Alıntı>
#####
|
Bu vatan kimin?

Bu yazıyı Türkiye’den binlerce kilometre uzakta bir ülkeden yazıyorum. Aslında bu hafta terör, yıkım ve inşa konusunu ele alacaktım. Fakat her yurt dışına çıktığımda olduğu gibi, karşılaştığım Türkiye ilgisi ve sevgisi, dışarıdan Türkiye’ye bakan insanların teveccühü ile içeride Türkiye’yi karalamaya çalışanlar arasındaki tezadı bir kez daha görünce yazımın konusunu değiştirip, “Bu vatan kimin?” sorusuna cevap aramaya çalıştım.

Okul kitaplarında okuduğumuz bir şiirde sorulan bu sorunun cevabı, her vatandaşın zihninde birkaç kelimeyle de olsa mevcuttur. Bu vatan toprağın…

İmparatorluklar çağı bittiğinde, Osmanlı İmparatorluğu sona ermiş oldu. Ulus devletler çağında olduğumuz için ise Cumhuriyet kuruldu. Dünyanın en büyük imparatorluğunun bakiyesi olan bir devletin muz cumhuriyeti olmayacağı konusunda herkes hemfikirdir.

Fakat Tek Parti yöneticileri, Cumhuriyet ilan etmeyi ve bir sistem değiştirmeyi sürekli milletin başına kakarak, kâinata yeni bir icat getirmiş gibi davrandılar ve ellerindeki devlet erkini, adeta toplumun bütün kesimlerine travma yaşatmak için kullandılar.
#####
Sınırlayıcı kutu girdileri>
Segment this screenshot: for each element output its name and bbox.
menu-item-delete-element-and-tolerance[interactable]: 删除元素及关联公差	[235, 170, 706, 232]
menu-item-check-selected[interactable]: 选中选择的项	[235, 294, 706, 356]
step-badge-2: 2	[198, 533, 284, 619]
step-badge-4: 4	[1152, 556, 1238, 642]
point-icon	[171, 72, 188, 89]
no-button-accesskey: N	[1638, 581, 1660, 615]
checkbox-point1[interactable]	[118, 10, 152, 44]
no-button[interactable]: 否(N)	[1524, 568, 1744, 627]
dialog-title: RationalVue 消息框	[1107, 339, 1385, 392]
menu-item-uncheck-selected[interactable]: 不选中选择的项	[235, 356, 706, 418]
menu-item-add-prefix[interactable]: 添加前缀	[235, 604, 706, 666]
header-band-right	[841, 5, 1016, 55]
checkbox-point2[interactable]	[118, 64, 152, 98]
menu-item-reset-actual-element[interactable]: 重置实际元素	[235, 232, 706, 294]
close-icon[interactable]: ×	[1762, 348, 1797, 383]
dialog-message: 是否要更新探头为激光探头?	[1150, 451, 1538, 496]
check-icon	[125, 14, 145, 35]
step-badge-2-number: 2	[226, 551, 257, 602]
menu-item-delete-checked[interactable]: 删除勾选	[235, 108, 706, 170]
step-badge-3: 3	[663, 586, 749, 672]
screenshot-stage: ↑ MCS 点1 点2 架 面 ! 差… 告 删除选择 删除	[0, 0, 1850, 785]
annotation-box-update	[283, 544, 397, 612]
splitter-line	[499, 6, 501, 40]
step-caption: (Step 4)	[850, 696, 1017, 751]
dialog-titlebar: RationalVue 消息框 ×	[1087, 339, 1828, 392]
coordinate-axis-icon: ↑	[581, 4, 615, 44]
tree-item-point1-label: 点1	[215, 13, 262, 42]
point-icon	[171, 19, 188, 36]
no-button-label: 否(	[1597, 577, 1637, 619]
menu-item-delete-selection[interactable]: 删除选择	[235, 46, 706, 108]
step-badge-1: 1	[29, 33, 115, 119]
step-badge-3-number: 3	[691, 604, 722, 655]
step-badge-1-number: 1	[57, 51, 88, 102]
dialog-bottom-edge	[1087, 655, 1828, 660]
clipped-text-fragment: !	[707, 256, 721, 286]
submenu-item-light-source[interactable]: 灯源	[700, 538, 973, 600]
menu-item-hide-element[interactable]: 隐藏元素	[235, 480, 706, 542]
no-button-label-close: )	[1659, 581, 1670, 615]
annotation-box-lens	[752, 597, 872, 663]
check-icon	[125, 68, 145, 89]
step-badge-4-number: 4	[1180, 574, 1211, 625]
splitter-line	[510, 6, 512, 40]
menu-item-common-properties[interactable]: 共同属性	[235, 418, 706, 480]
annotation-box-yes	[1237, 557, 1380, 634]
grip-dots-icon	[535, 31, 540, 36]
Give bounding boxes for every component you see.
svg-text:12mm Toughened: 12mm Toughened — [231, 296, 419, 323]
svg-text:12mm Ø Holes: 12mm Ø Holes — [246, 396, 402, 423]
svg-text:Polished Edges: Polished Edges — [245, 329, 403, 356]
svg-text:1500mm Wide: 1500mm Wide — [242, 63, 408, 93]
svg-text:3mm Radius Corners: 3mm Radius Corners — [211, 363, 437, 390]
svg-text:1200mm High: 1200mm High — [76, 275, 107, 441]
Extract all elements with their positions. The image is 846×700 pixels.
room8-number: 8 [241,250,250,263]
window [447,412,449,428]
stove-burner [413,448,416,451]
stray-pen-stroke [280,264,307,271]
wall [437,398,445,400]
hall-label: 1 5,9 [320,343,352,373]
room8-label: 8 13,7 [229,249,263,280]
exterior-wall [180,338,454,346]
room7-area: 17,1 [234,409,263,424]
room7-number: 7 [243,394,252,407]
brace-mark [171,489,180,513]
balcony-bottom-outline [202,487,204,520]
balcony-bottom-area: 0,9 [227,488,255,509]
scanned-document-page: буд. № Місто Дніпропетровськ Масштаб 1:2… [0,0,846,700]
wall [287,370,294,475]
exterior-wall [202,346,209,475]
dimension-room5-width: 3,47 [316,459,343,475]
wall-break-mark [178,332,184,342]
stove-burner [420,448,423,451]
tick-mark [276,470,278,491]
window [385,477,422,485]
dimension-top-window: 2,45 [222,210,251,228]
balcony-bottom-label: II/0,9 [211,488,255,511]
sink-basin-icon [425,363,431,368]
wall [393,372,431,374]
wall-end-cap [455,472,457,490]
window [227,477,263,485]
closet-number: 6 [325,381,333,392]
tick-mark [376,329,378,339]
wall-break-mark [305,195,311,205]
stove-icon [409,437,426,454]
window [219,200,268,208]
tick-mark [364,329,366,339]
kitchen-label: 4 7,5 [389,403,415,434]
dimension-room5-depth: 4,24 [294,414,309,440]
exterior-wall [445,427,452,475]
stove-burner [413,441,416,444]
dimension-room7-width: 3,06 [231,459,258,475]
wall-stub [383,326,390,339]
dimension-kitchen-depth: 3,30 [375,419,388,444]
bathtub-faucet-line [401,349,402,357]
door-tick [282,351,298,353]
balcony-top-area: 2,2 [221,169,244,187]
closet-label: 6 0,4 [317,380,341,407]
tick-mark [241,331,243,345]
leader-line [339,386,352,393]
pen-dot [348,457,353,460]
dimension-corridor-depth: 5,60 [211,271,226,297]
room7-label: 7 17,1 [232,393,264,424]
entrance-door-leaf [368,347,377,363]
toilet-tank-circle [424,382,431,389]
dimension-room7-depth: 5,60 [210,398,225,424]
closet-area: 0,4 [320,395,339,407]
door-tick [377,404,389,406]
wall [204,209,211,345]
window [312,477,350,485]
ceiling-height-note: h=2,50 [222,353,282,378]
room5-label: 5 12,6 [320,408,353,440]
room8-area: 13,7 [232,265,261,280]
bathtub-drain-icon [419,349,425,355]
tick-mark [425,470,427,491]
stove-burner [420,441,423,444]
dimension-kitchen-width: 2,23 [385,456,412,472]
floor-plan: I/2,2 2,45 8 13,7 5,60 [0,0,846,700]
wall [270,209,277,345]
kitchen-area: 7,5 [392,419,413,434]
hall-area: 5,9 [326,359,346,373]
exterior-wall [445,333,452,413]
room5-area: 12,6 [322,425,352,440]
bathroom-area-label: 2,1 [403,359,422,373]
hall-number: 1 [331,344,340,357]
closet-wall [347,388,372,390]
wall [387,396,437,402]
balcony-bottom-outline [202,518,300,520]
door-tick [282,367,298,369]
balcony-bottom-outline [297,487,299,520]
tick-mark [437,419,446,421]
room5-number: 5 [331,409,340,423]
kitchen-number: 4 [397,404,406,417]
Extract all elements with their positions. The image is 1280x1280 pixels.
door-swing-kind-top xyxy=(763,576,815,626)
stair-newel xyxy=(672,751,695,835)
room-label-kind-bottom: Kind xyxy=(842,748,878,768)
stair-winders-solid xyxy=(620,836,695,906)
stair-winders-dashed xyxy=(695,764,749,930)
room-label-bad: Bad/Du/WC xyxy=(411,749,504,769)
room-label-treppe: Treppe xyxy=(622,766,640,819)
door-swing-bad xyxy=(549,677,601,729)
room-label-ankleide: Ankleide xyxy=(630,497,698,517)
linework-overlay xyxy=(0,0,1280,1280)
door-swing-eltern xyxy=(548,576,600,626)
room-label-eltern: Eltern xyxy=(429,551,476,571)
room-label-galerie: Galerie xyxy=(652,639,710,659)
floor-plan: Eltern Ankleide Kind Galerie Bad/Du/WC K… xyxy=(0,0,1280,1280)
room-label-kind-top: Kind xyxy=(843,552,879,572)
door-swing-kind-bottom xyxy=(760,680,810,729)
#####
Alıştırma Koşulları>
1. Satırların en başından "418, 706, 480]" ifadesini içeren satıra kadar olan her şeyi, iki ucu da dahil ederek numaralı liste olarak yeniden yaz. Boş olanları listeye alma.
2. Vatanın kime ait olduğunu soran yazıyı kaldığı yerden sürdür.

Beklenen Yanıtlar>
1.
1. Segment this screenshot: for each element output its name and bbox.
2. menu-item-delete-element-and-tolerance[interactable]: 删除元素及关联公差	[235, 170, 706, 232]
3. menu-item-check-selected[interactable]: 选中选择的项	[235, 294, 706, 356]
4. step-badge-2: 2	[198, 533, 284, 619]
5. step-badge-4: 4	[1152, 556, 1238, 642]
6. point-icon	[171, 72, 188, 89]
7. no-button-accesskey: N	[1638, 581, 1660, 615]
8. checkbox-point1[interactable]	[118, 10, 152, 44]
9. no-button[interactable]: 否(N)	[1524, 568, 1744, 627]
10. dialog-title: RationalVue 消息框	[1107, 339, 1385, 392]
11. menu-item-uncheck-selected[interactable]: 不选中选择的项	[235, 356, 706, 418]
12. menu-item-add-prefix[interactable]: 添加前缀	[235, 604, 706, 666]
13. header-band-right	[841, 5, 1016, 55]
14. checkbox-point2[interactable]	[118, 64, 152, 98]
15. menu-item-reset-actual-element[interactable]: 重置实际元素	[235, 232, 706, 294]
16. close-icon[interactable]: ×	[1762, 348, 1797, 383]
17. dialog-message: 是否要更新探头为激光探头?	[1150, 451, 1538, 496]
18. check-icon	[125, 14, 145, 35]
19. step-badge-2-number: 2	[226, 551, 257, 602]
20. menu-item-delete-checked[interactable]: 删除勾选	[235, 108, 706, 170]
21. step-badge-3: 3	[663, 586, 749, 672]
22. screenshot-stage: ↑ MCS 点1 点2 架 面 ! 差… 告 删除选择 删除	[0, 0, 1850, 785]
23. annotation-box-update	[283, 544, 397, 612]
24. splitter-line	[499, 6, 501, 40]
25. step-caption: (Step 4)	[850, 696, 1017, 751]
26. dialog-titlebar: RationalVue 消息框 ×	[1087, 339, 1828, 392]
27. coordinate-axis-icon: ↑	[581, 4, 615, 44]
28. tree-item-point1-label: 点1	[215, 13, 262, 42]
29. point-icon	[171, 19, 188, 36]
30. no-button-label: 否(	[1597, 577, 1637, 619]
31. menu-item-delete-selection[interactable]: 删除选择	[235, 46, 706, 108]
32. step-badge-1: 1	[29, 33, 115, 119]
33. step-badge-3-number: 3	[691, 604, 722, 655]
34. step-badge-1-number: 1	[57, 51, 88, 102]
35. dialog-bottom-edge	[1087, 655, 1828, 660]
36. clipped-text-fragment: !	[707, 256, 721, 286]
37. submenu-item-light-source[interactable]: 灯源	[700, 538, 973, 600]
38. menu-item-hide-element[interactable]: 隐藏元素	[235, 480, 706, 542]
39. no-button-label-close: )	[1659, 581, 1670, 615]
40. annotation-box-lens	[752, 597, 872, 663]
41. check-icon	[125, 68, 145, 89]
42. step-badge-4-number: 4	[1180, 574, 1211, 625]
43. splitter-line	[510, 6, 512, 40]
44. menu-item-common-properties[interactable]: 共同属性	[235, 418, 706, 480]

2.
Tek Parti uygulamaları toplum-devlet ilişkilerinde derin travmalar oluşturmuş ve bu travmalar daha çok CHP dışındaki partiler tarafından onarılmıştır. Bütün bu tartışmalar Cumhuriyet’in demokratikleşme sorunu ile karşı karşıya olduğunu göstermiştir.

Aslında 1940’lar Türkiye’sinde Stalin yönetimine benzer, baskıcı bir yönetim şekli uygulaması denenmişti. Ama bu Stalinvari devlet modeli Türk halkının çok da hoşuna giden bir durum değildi. Çok partili hayata geçildiğinde, serbest ilk seçimde millet İnönü yönetimini terk ederek, daha demokratik, daha özgürlükçü, yatırımı ve kalkınmayı önceleyen ve milletin taleplerini dikkate alan Demokrat Parti yönetimine geçmekte hiç tereddüt etmemişti.

Demokrat Parti döneminde Türkiye’de altyapı faaliyetleri hızlandı, şehirler, kasabalar, köyler yollarla birbirine bağlandı. Sanayide ve ekonomide önemli gelişmeler oldu. Böylece Anadolu insanı köyünden, kasabasından büyük kentlere göç etmeye başladı. Bu göç, zamanla kentlerde siyasetin Anadolu lehine yeniden şekillenmesine yaradı.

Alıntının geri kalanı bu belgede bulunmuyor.